Short problem
All lines holding the string "JSON" are to be shown.

──────── Data provided

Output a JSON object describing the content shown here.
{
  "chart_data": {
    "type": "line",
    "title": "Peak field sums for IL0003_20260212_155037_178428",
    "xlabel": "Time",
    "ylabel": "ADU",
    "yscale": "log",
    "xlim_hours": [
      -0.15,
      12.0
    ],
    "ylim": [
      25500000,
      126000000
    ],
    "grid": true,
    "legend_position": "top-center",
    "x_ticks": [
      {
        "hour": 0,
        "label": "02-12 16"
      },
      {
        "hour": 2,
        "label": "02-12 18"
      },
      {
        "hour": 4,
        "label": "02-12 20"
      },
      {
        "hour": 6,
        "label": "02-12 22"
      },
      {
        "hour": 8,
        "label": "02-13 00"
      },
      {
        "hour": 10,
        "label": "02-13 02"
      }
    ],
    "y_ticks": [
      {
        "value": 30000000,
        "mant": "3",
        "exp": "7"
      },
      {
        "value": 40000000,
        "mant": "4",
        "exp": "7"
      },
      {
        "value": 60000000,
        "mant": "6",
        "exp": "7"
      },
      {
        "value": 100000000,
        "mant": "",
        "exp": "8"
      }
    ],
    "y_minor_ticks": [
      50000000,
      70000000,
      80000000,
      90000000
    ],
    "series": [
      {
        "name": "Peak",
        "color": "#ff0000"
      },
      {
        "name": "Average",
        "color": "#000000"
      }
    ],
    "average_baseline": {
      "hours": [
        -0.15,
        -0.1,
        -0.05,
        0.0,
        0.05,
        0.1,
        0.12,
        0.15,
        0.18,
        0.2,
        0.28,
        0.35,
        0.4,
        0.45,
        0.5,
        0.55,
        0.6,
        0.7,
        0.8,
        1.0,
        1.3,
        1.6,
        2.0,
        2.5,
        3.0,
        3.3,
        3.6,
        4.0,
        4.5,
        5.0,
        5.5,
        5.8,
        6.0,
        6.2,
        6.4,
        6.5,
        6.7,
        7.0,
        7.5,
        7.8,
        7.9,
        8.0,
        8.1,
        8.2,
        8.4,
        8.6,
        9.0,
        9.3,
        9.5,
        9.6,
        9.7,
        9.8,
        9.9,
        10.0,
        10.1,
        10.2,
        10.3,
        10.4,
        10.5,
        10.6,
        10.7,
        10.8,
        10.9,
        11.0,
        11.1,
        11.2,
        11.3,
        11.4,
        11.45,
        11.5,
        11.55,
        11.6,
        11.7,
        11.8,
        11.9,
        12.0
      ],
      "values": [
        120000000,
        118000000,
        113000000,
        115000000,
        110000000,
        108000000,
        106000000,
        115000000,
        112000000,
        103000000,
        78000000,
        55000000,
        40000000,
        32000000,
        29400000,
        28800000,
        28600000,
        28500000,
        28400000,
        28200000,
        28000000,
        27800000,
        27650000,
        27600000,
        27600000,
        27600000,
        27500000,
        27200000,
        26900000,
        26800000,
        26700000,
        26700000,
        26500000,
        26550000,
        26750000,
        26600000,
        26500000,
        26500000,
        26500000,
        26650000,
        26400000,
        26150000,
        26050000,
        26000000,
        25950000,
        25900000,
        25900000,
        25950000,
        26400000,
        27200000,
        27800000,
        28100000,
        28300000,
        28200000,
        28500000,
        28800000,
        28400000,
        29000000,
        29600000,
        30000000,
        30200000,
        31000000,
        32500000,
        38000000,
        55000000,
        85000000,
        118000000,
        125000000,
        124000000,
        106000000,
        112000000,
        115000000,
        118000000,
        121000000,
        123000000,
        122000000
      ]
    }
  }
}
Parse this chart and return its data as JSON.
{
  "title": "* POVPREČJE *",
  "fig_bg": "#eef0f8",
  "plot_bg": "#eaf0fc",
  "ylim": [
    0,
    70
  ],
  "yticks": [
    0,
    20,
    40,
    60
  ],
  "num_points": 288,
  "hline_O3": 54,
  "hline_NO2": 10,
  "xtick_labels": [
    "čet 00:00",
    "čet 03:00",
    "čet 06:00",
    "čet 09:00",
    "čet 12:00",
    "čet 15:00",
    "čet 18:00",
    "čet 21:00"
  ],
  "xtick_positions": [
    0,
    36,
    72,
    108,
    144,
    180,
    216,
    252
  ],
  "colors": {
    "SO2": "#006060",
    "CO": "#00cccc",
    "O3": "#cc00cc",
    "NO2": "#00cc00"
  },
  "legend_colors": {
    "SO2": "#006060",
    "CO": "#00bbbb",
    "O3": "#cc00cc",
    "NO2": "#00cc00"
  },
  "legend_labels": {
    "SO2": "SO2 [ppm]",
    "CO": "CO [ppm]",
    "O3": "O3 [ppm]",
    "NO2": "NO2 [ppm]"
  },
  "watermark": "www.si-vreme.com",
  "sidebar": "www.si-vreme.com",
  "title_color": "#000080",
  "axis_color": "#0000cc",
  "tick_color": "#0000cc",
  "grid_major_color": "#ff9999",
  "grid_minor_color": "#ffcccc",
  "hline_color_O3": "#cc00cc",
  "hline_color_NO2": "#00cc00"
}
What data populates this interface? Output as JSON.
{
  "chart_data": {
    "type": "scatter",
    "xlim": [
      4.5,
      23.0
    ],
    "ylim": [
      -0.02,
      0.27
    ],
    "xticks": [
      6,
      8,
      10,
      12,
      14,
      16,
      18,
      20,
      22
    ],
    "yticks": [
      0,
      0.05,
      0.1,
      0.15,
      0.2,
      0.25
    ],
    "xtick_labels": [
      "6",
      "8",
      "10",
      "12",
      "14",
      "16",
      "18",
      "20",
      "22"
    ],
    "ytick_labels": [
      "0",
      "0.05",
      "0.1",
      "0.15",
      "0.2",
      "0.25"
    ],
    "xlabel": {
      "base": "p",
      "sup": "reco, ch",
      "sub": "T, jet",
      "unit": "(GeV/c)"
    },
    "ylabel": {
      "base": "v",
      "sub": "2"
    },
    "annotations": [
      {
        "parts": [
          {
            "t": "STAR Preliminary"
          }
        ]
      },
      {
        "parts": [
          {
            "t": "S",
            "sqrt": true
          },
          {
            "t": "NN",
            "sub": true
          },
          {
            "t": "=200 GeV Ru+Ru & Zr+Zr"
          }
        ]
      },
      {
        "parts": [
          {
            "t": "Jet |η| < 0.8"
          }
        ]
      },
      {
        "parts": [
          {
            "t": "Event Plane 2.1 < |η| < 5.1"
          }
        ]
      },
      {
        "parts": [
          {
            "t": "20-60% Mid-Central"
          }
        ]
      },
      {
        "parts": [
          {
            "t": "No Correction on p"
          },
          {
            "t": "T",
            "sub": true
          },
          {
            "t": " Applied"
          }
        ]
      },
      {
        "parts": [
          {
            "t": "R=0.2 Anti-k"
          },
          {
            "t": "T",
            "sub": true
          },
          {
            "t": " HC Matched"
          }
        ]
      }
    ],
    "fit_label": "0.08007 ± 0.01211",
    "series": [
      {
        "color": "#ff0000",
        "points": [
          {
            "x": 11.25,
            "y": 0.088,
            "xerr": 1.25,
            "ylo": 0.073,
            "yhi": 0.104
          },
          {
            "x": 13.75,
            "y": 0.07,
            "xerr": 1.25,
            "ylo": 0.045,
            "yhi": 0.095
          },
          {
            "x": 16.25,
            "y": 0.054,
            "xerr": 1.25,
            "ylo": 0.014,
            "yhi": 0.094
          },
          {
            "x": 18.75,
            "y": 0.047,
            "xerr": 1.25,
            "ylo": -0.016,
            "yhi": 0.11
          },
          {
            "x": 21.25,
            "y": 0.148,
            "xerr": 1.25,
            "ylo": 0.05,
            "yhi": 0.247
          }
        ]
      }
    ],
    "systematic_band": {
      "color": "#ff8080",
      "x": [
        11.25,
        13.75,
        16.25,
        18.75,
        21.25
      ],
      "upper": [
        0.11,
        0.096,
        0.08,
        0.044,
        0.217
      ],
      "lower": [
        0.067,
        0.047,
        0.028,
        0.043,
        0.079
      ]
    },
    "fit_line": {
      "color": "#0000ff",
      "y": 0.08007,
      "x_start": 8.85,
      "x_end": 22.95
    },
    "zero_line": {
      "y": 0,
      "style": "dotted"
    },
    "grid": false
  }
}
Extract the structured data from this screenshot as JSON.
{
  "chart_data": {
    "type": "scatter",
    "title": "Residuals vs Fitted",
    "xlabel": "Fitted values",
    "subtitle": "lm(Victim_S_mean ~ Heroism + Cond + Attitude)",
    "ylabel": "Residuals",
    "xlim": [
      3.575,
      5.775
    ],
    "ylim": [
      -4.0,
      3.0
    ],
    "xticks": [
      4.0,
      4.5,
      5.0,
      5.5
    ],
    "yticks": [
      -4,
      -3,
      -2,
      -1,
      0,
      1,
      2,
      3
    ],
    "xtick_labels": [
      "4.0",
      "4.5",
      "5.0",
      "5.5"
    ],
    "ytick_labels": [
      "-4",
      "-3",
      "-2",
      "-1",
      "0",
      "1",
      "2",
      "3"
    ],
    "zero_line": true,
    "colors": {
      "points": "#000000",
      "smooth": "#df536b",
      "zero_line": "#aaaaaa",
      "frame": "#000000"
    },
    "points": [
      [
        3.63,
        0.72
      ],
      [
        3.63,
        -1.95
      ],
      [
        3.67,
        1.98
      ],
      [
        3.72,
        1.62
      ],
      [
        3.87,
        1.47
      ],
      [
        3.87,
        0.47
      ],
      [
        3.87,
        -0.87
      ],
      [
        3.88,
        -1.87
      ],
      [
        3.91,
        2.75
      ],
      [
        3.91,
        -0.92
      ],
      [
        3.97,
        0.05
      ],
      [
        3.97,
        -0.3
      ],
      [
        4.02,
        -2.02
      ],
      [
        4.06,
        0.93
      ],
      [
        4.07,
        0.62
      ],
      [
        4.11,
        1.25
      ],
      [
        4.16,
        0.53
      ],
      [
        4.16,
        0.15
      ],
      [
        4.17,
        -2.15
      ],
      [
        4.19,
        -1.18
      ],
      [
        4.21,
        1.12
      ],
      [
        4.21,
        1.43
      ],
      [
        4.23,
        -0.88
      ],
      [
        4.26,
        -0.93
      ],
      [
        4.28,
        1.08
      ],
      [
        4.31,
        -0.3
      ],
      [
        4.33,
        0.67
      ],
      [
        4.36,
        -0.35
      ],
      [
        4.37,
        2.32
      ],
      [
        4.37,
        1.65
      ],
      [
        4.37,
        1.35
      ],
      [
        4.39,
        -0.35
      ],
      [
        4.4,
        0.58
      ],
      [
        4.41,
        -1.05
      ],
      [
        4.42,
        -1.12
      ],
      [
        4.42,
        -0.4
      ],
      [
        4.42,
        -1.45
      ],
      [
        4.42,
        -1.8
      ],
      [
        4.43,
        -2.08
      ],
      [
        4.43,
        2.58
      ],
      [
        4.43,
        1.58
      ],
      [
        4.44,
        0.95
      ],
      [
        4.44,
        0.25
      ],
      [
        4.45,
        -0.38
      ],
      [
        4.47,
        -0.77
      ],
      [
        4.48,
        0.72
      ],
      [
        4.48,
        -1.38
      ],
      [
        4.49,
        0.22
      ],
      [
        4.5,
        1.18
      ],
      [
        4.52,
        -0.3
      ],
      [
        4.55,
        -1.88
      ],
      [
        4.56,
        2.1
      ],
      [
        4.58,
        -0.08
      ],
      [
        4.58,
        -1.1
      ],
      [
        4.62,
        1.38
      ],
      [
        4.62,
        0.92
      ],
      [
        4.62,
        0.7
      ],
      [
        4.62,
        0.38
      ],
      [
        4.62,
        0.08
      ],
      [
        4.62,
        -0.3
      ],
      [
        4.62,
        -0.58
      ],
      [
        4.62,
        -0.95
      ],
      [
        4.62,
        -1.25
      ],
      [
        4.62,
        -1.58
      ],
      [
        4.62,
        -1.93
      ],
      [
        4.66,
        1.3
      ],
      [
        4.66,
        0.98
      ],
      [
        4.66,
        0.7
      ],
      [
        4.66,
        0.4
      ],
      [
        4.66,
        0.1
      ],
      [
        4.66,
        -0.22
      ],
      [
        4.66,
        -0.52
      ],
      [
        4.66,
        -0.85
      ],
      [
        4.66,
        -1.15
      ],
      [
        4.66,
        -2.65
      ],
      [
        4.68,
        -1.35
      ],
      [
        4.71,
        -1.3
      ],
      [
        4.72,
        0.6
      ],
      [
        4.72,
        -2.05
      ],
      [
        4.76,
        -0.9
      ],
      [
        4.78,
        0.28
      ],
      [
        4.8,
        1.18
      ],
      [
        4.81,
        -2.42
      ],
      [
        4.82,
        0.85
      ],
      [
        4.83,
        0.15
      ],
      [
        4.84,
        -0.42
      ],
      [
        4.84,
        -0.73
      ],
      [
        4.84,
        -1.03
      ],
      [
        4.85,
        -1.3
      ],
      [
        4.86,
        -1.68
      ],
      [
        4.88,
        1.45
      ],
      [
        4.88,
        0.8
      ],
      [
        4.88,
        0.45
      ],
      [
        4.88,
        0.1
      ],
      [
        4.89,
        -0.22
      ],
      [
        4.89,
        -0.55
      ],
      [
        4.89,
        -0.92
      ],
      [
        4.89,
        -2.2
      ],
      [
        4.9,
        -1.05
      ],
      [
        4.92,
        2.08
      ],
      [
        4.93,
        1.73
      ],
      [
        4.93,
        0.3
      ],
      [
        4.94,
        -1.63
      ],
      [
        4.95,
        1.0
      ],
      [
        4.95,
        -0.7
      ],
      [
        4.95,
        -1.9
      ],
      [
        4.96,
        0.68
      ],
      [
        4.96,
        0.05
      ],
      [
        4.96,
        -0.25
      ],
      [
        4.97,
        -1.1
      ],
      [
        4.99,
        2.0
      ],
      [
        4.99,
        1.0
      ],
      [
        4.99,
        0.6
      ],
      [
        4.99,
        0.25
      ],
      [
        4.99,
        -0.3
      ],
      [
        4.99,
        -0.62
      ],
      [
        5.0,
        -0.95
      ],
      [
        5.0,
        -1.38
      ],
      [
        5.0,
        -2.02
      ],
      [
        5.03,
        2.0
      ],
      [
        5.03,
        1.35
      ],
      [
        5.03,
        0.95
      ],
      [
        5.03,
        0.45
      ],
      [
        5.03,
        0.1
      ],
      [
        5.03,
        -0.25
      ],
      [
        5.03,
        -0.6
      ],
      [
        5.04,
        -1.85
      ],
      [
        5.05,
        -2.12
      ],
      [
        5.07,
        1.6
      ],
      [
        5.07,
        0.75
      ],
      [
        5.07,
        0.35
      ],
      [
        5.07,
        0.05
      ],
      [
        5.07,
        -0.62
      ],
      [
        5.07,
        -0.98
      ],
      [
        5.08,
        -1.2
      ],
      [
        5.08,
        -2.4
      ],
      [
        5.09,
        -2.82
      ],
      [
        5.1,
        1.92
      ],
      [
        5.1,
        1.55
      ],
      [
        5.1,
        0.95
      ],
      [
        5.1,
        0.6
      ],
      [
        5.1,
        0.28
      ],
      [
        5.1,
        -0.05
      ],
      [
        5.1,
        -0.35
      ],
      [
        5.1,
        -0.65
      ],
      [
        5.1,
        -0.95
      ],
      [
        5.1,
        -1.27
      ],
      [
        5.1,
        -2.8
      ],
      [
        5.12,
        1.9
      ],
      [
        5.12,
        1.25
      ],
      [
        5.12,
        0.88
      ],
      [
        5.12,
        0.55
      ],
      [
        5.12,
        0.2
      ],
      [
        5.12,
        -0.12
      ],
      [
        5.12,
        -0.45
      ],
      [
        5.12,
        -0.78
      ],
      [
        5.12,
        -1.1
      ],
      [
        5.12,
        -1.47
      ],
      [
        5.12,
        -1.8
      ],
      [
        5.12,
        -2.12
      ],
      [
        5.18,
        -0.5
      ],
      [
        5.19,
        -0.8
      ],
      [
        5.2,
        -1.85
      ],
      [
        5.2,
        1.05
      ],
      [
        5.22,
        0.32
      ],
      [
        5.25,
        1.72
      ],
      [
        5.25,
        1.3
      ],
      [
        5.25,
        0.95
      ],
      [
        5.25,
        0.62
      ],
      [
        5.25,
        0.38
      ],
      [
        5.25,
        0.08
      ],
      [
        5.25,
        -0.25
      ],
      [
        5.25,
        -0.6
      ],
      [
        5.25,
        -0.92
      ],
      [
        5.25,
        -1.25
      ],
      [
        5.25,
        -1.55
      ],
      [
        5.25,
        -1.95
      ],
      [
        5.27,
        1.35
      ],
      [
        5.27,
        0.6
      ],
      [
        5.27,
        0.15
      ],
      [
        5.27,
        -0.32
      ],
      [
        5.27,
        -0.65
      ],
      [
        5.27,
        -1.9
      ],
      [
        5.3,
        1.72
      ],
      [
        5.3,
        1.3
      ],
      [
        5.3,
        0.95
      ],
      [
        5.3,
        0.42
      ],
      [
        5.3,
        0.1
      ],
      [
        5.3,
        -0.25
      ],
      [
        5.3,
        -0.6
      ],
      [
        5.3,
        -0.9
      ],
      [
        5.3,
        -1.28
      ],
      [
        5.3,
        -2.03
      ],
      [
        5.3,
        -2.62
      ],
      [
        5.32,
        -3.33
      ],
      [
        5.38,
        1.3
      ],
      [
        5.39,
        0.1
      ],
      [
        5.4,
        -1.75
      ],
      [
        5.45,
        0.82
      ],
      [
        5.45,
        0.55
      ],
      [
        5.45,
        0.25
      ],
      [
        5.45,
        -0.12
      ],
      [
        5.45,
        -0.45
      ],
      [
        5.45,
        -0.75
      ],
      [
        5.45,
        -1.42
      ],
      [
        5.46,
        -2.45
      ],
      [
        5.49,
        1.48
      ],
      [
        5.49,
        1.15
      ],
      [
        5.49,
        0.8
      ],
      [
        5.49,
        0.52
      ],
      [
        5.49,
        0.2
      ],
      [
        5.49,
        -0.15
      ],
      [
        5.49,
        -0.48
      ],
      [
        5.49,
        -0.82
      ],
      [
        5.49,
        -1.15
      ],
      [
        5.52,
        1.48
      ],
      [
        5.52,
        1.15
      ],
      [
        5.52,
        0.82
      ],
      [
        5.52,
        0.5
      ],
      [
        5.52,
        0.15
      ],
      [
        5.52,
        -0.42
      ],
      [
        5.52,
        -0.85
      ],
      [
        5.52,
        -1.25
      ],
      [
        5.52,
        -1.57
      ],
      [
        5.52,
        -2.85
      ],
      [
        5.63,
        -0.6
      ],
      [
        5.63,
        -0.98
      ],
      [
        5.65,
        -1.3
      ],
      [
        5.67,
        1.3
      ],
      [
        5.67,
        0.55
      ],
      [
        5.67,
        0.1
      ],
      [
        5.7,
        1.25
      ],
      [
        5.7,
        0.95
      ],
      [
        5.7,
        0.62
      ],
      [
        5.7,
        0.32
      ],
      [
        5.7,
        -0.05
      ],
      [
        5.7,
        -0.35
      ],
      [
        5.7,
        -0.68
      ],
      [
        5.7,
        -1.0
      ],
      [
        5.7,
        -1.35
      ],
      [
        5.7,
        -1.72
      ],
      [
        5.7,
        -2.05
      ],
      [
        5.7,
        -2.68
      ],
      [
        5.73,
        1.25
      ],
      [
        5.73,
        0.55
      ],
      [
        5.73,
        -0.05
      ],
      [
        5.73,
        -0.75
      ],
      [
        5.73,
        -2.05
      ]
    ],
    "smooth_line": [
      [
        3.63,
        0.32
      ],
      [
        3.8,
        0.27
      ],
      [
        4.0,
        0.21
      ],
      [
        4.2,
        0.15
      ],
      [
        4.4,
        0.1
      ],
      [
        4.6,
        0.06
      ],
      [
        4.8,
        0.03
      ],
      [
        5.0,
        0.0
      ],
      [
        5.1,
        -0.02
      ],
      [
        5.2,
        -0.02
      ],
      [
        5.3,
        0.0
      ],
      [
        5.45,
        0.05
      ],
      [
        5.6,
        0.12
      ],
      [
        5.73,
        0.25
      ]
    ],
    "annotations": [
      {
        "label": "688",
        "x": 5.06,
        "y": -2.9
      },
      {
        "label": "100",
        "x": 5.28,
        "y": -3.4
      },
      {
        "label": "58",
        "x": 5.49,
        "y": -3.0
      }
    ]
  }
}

────────────────

Reply to the task
Output a JSON object describing the content shown here.
Parse this chart and return its data as JSON.
What data populates this interface? Output as JSON.
Extract the structured data from this screenshot as JSON.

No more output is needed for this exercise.